------ Material provided ------

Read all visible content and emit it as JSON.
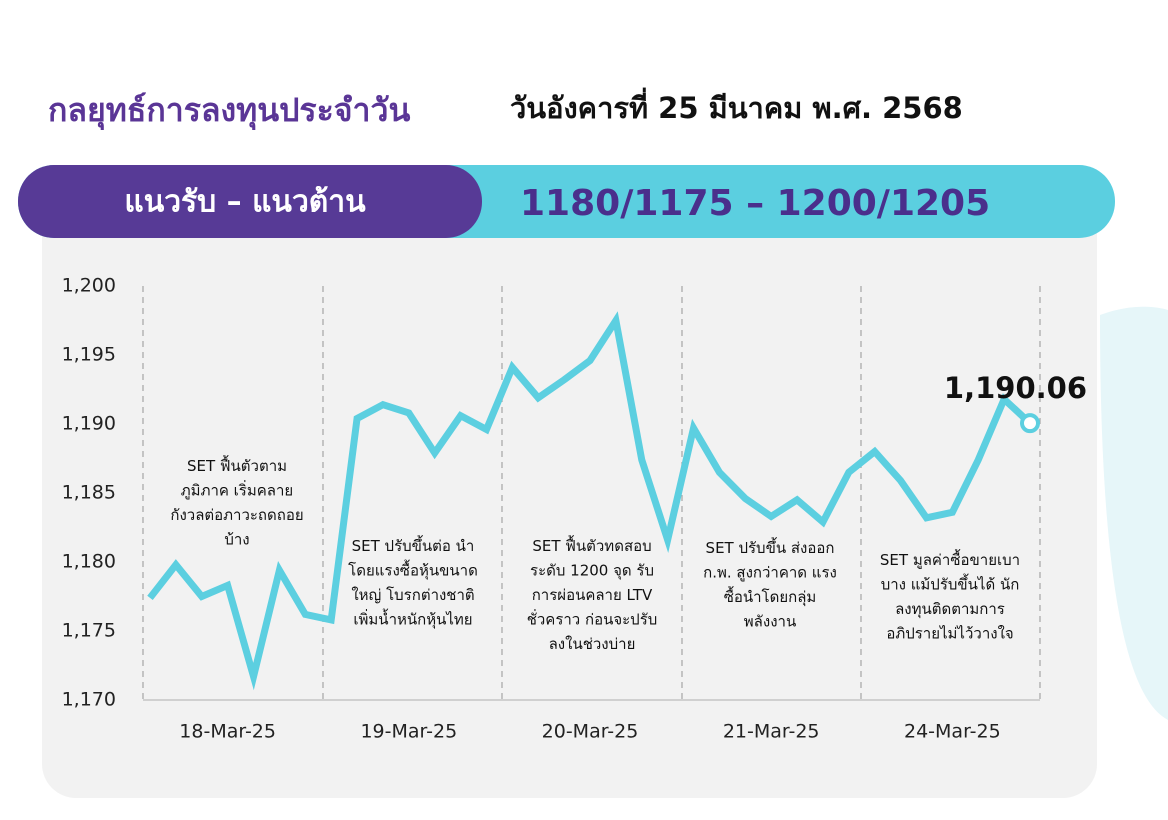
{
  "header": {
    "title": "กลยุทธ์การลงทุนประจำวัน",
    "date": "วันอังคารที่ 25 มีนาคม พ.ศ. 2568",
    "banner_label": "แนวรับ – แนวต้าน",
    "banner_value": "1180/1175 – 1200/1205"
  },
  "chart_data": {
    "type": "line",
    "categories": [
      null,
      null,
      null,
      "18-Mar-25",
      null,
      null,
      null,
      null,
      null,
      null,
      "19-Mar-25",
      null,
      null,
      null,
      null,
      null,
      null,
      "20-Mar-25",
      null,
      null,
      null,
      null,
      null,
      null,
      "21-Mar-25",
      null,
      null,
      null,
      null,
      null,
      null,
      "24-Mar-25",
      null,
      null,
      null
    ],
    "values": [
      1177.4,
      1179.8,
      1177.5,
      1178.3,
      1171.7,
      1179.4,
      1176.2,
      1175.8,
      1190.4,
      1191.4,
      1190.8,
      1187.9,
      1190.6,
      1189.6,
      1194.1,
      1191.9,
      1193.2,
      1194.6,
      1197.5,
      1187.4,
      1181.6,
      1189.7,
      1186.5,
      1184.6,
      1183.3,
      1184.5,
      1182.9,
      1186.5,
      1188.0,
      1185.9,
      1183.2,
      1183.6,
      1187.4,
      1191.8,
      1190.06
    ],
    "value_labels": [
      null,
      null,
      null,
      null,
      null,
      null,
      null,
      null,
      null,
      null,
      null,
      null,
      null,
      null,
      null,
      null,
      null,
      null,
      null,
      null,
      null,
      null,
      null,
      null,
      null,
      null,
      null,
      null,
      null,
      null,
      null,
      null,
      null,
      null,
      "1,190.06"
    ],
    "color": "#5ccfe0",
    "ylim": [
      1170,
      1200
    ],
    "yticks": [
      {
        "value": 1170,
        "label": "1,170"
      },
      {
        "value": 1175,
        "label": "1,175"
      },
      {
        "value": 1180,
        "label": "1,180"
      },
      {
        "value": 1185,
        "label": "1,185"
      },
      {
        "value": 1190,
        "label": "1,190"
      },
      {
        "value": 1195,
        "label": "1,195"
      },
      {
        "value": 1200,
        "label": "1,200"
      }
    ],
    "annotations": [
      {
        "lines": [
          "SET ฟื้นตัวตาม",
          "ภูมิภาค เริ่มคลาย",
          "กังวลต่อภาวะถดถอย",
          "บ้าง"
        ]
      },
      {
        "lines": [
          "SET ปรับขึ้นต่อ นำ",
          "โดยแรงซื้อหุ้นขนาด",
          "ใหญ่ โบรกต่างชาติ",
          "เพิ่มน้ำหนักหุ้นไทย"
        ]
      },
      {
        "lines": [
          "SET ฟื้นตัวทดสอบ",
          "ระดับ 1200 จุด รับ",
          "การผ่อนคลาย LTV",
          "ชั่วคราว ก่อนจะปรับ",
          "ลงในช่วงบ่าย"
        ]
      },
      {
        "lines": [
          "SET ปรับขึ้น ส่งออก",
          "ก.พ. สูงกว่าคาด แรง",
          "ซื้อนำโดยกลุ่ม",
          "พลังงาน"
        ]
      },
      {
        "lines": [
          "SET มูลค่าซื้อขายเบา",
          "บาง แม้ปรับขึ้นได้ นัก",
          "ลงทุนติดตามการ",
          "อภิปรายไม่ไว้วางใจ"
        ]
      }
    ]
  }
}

------
------ Material provided ------

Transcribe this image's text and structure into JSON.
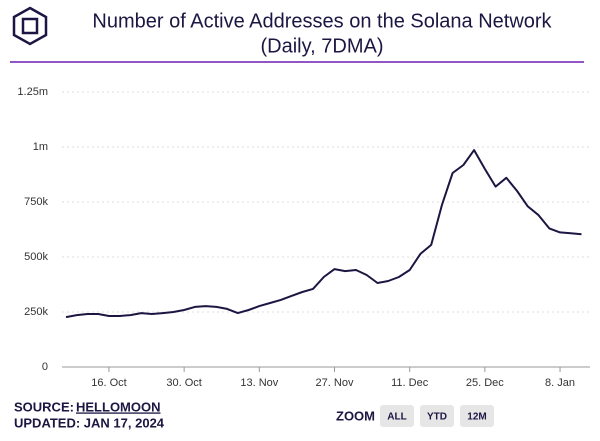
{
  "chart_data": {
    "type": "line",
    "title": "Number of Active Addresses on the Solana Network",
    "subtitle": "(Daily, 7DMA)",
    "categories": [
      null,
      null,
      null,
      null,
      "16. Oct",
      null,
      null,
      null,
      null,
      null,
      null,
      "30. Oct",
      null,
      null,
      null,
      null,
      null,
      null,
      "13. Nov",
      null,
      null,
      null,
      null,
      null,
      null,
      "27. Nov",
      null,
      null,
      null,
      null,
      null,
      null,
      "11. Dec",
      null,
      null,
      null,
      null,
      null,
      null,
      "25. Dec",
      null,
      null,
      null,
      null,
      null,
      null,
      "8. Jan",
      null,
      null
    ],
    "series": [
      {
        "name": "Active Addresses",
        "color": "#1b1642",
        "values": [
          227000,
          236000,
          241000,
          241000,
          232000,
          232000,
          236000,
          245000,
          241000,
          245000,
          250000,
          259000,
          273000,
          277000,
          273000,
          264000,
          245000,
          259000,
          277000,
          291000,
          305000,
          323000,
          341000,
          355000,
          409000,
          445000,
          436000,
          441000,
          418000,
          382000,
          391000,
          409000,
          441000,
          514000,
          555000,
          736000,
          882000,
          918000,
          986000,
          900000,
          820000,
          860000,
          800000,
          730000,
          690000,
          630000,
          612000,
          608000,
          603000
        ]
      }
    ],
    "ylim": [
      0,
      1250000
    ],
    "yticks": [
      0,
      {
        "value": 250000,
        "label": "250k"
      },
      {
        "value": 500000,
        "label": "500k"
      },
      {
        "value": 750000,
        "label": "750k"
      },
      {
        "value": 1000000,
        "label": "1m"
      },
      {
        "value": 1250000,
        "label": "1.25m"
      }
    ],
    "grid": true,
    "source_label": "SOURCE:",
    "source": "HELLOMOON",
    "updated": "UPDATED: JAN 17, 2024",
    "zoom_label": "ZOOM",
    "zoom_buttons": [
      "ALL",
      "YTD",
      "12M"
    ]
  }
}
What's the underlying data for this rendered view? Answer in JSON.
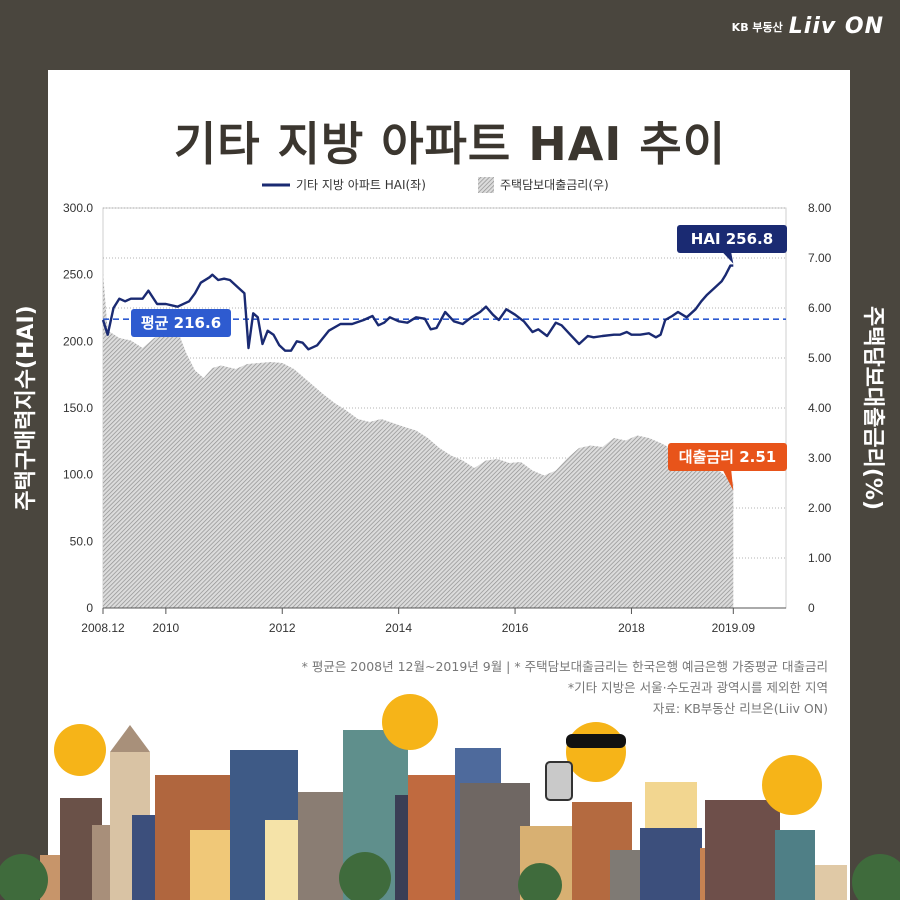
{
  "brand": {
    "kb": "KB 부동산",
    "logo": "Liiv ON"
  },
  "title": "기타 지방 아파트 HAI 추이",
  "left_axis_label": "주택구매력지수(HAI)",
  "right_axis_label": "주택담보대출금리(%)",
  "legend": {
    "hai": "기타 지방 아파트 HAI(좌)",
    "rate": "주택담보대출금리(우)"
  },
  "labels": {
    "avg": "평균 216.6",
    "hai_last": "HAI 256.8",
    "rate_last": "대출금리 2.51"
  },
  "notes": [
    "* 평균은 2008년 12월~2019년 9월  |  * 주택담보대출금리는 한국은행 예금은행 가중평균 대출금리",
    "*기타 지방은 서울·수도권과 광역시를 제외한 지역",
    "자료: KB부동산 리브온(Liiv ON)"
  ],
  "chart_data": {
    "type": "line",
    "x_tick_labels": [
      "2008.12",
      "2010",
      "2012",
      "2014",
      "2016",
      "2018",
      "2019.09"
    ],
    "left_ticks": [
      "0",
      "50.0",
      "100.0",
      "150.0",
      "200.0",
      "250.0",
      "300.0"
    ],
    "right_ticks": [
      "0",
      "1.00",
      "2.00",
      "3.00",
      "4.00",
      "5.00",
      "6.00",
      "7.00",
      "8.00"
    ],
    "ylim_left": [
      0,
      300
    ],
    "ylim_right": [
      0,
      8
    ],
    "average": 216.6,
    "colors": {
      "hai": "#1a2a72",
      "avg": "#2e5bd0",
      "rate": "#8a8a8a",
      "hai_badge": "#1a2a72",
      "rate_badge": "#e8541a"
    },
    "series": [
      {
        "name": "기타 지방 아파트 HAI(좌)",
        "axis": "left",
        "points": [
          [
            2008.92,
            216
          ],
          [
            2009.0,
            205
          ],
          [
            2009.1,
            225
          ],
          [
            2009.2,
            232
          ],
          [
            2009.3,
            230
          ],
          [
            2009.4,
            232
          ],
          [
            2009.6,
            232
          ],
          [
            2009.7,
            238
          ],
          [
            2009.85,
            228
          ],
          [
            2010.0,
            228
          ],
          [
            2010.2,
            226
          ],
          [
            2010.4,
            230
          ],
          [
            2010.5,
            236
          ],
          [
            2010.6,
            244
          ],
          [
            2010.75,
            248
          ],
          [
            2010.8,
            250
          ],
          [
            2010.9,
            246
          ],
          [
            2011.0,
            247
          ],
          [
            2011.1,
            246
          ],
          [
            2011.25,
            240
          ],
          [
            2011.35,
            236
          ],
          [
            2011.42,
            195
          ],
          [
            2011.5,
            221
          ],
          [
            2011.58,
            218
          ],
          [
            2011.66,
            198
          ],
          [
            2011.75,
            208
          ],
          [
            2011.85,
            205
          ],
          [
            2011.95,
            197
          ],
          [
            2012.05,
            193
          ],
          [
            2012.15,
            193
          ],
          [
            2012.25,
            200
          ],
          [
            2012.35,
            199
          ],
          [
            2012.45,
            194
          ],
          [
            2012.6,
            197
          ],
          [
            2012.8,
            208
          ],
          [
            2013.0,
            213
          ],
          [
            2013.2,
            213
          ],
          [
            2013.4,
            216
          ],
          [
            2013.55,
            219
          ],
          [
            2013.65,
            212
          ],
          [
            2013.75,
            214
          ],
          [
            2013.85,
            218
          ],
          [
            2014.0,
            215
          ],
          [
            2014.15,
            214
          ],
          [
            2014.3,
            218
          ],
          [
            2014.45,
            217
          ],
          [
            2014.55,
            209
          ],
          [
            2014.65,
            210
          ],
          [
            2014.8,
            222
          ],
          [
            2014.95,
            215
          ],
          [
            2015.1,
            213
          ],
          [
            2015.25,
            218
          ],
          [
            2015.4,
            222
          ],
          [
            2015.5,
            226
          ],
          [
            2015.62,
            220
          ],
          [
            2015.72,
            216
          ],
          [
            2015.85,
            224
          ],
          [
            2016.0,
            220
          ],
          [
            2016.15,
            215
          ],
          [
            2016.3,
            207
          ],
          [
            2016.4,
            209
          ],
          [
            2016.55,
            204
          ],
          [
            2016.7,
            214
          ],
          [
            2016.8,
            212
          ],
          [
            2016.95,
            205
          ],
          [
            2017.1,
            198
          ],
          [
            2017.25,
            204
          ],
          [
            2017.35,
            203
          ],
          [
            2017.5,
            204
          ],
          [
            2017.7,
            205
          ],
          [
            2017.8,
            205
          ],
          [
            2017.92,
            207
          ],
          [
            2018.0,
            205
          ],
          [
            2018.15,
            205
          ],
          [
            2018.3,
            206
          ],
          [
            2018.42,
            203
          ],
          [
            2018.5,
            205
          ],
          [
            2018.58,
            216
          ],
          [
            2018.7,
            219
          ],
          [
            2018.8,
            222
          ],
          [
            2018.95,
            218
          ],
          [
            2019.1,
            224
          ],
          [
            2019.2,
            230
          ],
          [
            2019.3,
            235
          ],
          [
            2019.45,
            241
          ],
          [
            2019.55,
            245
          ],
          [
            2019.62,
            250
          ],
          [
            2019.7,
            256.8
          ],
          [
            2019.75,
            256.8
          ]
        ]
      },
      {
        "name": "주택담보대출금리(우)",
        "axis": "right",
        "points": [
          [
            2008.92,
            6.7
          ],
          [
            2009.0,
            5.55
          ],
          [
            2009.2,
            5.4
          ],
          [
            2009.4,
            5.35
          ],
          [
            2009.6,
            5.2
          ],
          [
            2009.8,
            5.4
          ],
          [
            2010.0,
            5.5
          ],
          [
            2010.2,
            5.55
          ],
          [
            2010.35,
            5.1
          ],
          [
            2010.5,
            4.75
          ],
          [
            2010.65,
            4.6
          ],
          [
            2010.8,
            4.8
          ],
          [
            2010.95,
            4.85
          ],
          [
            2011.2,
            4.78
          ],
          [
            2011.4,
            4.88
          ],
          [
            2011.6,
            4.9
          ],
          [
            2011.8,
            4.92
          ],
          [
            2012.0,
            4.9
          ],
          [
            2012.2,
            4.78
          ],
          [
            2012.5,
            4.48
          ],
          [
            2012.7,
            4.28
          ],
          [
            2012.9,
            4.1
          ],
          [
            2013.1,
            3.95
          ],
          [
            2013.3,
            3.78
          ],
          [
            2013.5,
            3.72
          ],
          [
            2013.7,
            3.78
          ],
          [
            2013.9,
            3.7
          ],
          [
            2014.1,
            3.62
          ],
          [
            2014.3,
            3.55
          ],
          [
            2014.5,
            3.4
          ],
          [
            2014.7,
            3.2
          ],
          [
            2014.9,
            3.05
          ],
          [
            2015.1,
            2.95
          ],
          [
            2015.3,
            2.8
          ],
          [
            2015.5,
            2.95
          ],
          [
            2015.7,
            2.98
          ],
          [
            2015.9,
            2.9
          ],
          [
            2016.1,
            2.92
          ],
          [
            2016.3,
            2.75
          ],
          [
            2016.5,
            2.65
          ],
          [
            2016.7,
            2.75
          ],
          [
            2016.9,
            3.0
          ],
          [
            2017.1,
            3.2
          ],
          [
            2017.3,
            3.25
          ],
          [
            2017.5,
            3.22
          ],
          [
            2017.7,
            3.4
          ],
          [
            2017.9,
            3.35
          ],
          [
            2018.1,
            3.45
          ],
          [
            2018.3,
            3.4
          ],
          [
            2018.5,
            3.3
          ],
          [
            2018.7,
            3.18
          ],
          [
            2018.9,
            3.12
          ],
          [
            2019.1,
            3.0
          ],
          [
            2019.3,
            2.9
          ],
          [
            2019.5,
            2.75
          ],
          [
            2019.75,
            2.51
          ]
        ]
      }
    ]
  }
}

------
------ Material provided ------

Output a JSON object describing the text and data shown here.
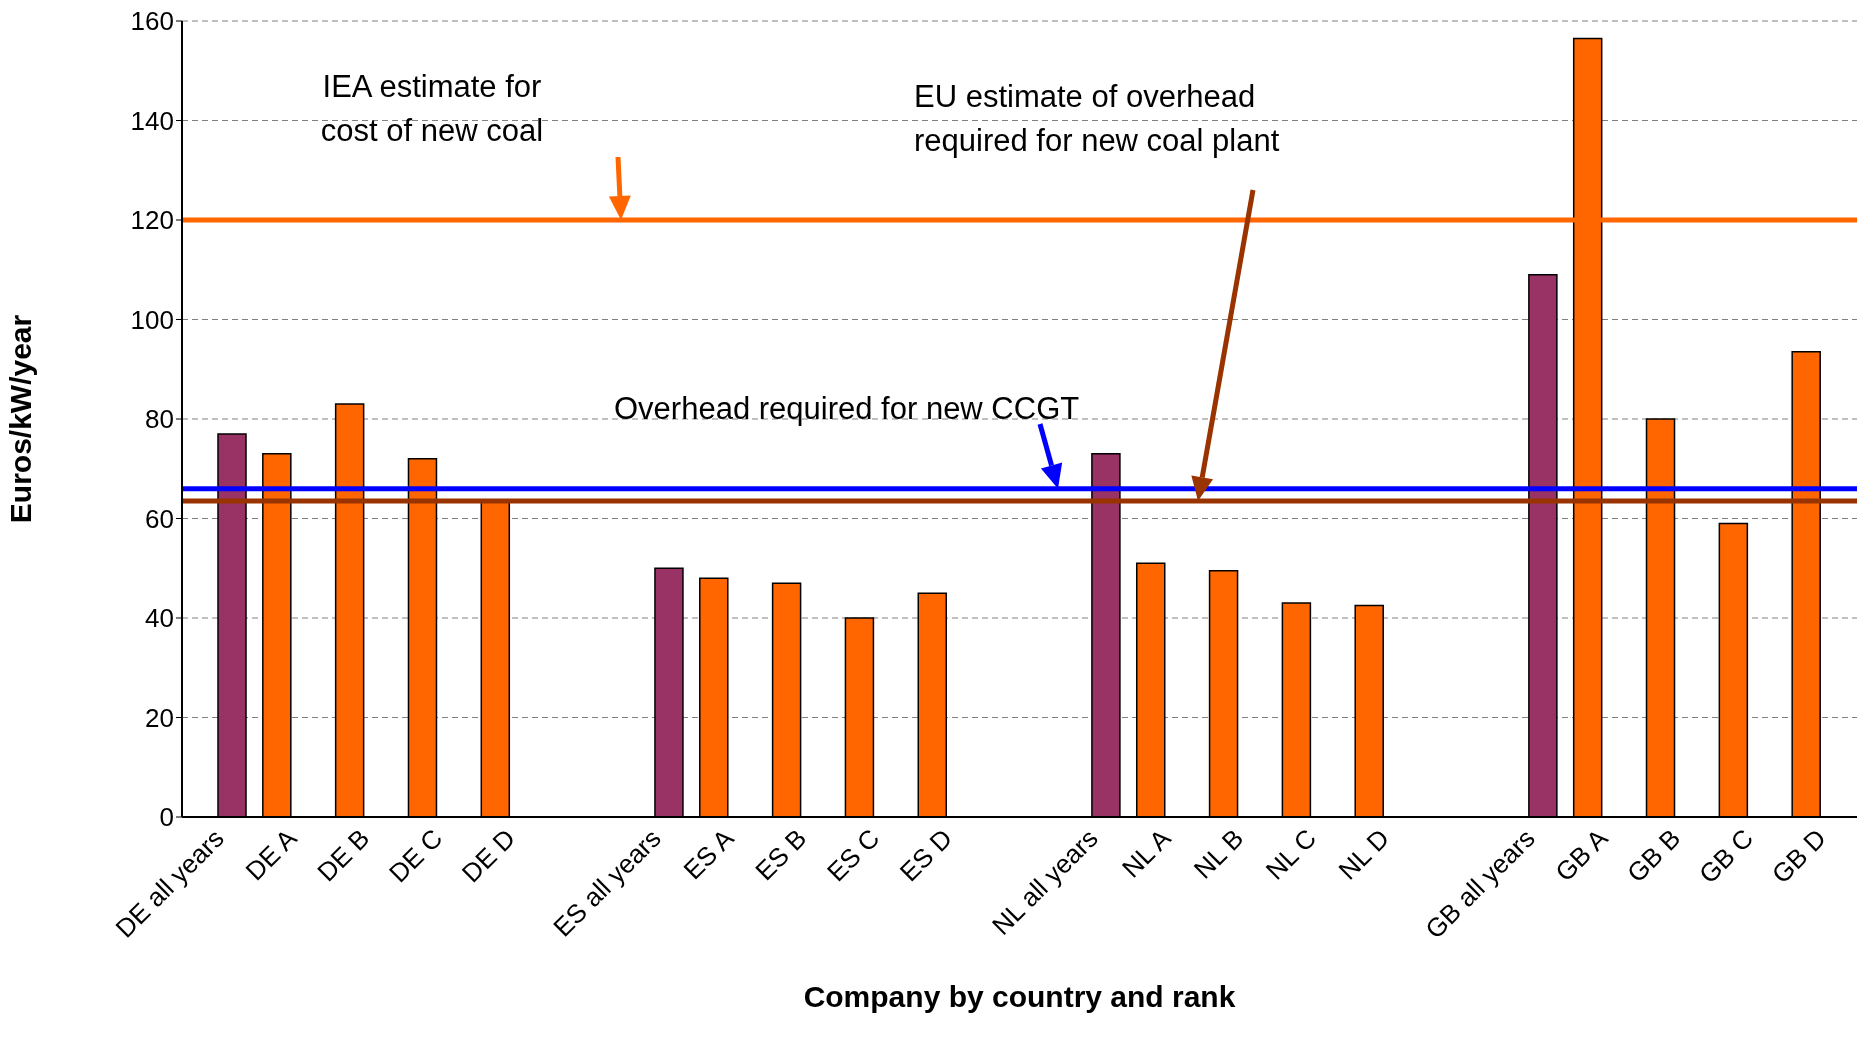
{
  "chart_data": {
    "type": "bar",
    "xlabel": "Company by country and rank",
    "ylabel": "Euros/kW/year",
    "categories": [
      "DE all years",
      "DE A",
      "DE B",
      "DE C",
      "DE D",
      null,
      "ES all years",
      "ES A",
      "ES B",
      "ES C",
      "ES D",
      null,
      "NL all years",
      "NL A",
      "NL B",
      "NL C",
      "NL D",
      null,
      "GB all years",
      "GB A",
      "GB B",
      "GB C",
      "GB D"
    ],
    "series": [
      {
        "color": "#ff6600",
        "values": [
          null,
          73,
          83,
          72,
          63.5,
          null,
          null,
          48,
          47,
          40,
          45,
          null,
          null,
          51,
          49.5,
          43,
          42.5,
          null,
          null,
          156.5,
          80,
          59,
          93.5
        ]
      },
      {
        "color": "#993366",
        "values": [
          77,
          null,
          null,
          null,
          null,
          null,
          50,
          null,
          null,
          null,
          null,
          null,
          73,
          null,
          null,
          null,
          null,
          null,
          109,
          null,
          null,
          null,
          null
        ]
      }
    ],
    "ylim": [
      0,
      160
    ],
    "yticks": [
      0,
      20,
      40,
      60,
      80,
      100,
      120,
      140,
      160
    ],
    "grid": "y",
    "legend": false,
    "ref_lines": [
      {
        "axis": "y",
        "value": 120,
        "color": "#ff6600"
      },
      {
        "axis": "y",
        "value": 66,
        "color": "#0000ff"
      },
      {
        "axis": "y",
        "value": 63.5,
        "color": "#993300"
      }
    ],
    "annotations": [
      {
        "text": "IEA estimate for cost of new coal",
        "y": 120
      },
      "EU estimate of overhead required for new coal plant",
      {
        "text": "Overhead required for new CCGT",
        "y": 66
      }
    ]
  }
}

------

Brief
Copy all lines from the material that contain "Addresses".

Reply to the task
    "title": "Number of Active Addresses on the Solana Network",
        "name": "Active Addresses",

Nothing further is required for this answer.